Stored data
****************

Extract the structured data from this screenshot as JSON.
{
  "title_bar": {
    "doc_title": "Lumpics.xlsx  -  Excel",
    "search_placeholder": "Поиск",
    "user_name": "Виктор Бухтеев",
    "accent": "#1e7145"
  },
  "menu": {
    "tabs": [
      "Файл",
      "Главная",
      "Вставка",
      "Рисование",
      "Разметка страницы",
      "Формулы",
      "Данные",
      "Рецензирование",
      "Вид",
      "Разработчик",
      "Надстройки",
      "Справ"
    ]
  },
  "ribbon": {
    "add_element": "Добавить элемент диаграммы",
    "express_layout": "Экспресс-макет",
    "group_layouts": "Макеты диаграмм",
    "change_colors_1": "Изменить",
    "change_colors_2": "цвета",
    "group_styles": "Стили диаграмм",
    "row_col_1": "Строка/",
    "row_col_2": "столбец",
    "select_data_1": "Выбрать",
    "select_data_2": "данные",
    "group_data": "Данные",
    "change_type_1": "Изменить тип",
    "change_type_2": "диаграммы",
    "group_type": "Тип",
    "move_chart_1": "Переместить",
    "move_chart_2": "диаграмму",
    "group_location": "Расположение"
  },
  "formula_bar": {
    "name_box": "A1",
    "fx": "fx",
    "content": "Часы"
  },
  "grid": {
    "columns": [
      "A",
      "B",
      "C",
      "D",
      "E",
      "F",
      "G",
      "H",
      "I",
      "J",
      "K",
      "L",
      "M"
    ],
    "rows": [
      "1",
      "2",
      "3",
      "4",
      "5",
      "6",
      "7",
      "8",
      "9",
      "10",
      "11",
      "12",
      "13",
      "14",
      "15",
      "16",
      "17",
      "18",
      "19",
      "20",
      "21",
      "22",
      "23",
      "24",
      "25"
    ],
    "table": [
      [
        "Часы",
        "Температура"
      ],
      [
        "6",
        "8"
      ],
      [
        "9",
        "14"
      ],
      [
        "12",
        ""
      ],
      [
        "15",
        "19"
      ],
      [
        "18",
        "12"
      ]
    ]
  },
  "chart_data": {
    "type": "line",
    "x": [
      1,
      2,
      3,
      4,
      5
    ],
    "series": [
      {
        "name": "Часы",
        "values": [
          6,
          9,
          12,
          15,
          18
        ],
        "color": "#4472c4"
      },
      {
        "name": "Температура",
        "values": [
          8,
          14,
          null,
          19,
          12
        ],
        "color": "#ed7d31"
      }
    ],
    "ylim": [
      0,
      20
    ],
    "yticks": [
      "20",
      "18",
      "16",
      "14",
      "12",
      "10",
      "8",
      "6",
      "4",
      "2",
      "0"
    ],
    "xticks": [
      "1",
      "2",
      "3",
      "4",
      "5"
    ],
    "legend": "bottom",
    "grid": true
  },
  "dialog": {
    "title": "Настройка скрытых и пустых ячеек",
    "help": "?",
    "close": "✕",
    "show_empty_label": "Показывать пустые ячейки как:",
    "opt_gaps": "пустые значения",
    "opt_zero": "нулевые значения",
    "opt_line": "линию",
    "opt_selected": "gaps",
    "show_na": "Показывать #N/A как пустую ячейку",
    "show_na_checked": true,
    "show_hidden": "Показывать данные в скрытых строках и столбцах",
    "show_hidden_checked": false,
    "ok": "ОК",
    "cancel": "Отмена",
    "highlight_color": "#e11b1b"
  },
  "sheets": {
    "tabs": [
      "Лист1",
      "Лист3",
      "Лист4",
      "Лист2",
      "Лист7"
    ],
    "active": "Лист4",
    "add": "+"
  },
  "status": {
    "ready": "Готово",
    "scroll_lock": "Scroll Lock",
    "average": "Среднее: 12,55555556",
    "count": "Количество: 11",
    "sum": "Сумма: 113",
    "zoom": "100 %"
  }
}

****************

• [Exercise]
Locate each line with the word "пустые" and copy it.

• [Answer for the task]
    "show_empty_label": "Показывать пустые ячейки как:",
    "opt_gaps": "пустые значения",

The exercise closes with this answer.